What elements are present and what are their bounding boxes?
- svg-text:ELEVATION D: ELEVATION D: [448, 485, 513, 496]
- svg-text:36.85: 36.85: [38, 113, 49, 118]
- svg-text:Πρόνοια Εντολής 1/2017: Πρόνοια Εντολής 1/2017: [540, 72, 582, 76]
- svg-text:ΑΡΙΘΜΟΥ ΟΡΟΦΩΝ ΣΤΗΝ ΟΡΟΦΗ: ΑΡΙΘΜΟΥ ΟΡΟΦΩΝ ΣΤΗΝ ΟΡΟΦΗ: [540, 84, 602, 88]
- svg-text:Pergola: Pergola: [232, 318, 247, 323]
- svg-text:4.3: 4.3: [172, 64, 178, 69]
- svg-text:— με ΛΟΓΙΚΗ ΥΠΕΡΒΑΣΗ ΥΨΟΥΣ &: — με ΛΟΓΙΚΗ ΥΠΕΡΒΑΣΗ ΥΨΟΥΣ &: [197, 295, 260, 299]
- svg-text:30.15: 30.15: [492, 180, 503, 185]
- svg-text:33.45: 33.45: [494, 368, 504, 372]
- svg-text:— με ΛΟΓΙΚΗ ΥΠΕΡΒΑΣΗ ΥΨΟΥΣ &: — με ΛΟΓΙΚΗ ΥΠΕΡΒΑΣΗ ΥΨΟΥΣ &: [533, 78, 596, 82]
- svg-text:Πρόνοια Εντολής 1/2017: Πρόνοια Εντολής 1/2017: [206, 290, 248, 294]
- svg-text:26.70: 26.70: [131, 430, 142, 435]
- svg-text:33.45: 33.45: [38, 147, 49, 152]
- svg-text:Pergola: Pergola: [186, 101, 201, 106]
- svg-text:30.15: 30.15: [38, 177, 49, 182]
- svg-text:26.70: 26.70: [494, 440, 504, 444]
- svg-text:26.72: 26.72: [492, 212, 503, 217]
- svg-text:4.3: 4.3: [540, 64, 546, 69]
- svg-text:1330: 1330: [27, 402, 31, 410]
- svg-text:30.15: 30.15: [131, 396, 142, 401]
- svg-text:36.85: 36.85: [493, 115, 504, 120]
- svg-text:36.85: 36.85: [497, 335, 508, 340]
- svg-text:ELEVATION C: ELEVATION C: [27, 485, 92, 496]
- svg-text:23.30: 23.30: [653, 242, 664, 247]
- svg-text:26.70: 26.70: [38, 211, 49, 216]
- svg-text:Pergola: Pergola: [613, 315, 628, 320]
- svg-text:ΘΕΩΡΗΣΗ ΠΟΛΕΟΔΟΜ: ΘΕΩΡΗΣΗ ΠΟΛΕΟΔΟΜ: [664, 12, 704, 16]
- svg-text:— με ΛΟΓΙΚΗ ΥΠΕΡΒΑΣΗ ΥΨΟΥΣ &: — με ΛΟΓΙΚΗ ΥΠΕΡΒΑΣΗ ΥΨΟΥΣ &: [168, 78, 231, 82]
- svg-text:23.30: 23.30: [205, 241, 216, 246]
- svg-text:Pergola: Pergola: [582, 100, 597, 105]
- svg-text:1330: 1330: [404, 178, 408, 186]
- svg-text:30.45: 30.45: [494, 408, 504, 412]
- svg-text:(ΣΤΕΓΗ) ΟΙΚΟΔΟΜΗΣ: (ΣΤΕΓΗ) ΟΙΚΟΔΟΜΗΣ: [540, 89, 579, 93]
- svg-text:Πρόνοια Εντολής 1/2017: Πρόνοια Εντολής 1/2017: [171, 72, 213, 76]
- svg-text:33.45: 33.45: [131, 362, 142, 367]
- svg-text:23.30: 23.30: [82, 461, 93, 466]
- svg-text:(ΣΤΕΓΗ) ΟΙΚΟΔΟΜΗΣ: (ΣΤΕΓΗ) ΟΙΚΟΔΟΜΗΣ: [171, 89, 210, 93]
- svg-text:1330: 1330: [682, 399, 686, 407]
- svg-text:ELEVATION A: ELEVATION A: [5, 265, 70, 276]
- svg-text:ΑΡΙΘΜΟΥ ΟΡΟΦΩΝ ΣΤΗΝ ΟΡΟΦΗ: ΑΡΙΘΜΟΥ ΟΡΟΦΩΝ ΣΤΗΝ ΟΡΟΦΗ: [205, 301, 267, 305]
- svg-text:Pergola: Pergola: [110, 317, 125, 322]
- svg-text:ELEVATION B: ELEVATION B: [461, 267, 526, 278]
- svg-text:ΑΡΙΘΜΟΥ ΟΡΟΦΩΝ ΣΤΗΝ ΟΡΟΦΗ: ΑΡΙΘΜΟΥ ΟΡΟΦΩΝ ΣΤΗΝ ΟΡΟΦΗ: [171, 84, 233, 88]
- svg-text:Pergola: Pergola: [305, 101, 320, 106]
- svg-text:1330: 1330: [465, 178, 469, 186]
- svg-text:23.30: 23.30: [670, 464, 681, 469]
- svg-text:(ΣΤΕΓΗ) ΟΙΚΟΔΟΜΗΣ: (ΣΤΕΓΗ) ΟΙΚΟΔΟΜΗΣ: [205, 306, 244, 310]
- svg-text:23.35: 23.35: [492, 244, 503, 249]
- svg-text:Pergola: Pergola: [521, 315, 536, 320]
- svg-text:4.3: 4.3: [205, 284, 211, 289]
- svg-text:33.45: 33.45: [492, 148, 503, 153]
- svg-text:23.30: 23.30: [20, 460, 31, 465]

→ Prompt
Starting with the first line of the records and going on through the line with "- svg-text:Pergola: Pergola: [110, 317, 125, 322]", reproduce those lines with "FACADE" substituted for "ELEVATION" and everything else left unchanged.

→ Correct output
What elements are present and what are their bounding boxes?
- svg-text:FACADE D: FACADE D: [448, 485, 513, 496]
- svg-text:36.85: 36.85: [38, 113, 49, 118]
- svg-text:Πρόνοια Εντολής 1/2017: Πρόνοια Εντολής 1/2017: [540, 72, 582, 76]
- svg-text:ΑΡΙΘΜΟΥ ΟΡΟΦΩΝ ΣΤΗΝ ΟΡΟΦΗ: ΑΡΙΘΜΟΥ ΟΡΟΦΩΝ ΣΤΗΝ ΟΡΟΦΗ: [540, 84, 602, 88]
- svg-text:Pergola: Pergola: [232, 318, 247, 323]
- svg-text:4.3: 4.3: [172, 64, 178, 69]
- svg-text:— με ΛΟΓΙΚΗ ΥΠΕΡΒΑΣΗ ΥΨΟΥΣ &: — με ΛΟΓΙΚΗ ΥΠΕΡΒΑΣΗ ΥΨΟΥΣ &: [197, 295, 260, 299]
- svg-text:30.15: 30.15: [492, 180, 503, 185]
- svg-text:33.45: 33.45: [494, 368, 504, 372]
- svg-text:— με ΛΟΓΙΚΗ ΥΠΕΡΒΑΣΗ ΥΨΟΥΣ &: — με ΛΟΓΙΚΗ ΥΠΕΡΒΑΣΗ ΥΨΟΥΣ &: [533, 78, 596, 82]
- svg-text:Πρόνοια Εντολής 1/2017: Πρόνοια Εντολής 1/2017: [206, 290, 248, 294]
- svg-text:26.70: 26.70: [131, 430, 142, 435]
- svg-text:33.45: 33.45: [38, 147, 49, 152]
- svg-text:Pergola: Pergola: [186, 101, 201, 106]
- svg-text:30.15: 30.15: [38, 177, 49, 182]
- svg-text:26.70: 26.70: [494, 440, 504, 444]
- svg-text:26.72: 26.72: [492, 212, 503, 217]
- svg-text:4.3: 4.3: [540, 64, 546, 69]
- svg-text:1330: 1330: [27, 402, 31, 410]
- svg-text:30.15: 30.15: [131, 396, 142, 401]
- svg-text:36.85: 36.85: [493, 115, 504, 120]
- svg-text:36.85: 36.85: [497, 335, 508, 340]
- svg-text:FACADE C: FACADE C: [27, 485, 92, 496]
- svg-text:23.30: 23.30: [653, 242, 664, 247]
- svg-text:26.70: 26.70: [38, 211, 49, 216]
- svg-text:Pergola: Pergola: [613, 315, 628, 320]
- svg-text:ΘΕΩΡΗΣΗ ΠΟΛΕΟΔΟΜ: ΘΕΩΡΗΣΗ ΠΟΛΕΟΔΟΜ: [664, 12, 704, 16]
- svg-text:— με ΛΟΓΙΚΗ ΥΠΕΡΒΑΣΗ ΥΨΟΥΣ &: — με ΛΟΓΙΚΗ ΥΠΕΡΒΑΣΗ ΥΨΟΥΣ &: [168, 78, 231, 82]
- svg-text:23.30: 23.30: [205, 241, 216, 246]
- svg-text:Pergola: Pergola: [582, 100, 597, 105]
- svg-text:1330: 1330: [404, 178, 408, 186]
- svg-text:30.45: 30.45: [494, 408, 504, 412]
- svg-text:(ΣΤΕΓΗ) ΟΙΚΟΔΟΜΗΣ: (ΣΤΕΓΗ) ΟΙΚΟΔΟΜΗΣ: [540, 89, 579, 93]
- svg-text:Πρόνοια Εντολής 1/2017: Πρόνοια Εντολής 1/2017: [171, 72, 213, 76]
- svg-text:33.45: 33.45: [131, 362, 142, 367]
- svg-text:23.30: 23.30: [82, 461, 93, 466]
- svg-text:(ΣΤΕΓΗ) ΟΙΚΟΔΟΜΗΣ: (ΣΤΕΓΗ) ΟΙΚΟΔΟΜΗΣ: [171, 89, 210, 93]
- svg-text:1330: 1330: [682, 399, 686, 407]
- svg-text:FACADE A: FACADE A: [5, 265, 70, 276]
- svg-text:ΑΡΙΘΜΟΥ ΟΡΟΦΩΝ ΣΤΗΝ ΟΡΟΦΗ: ΑΡΙΘΜΟΥ ΟΡΟΦΩΝ ΣΤΗΝ ΟΡΟΦΗ: [205, 301, 267, 305]
- svg-text:Pergola: Pergola: [110, 317, 125, 322]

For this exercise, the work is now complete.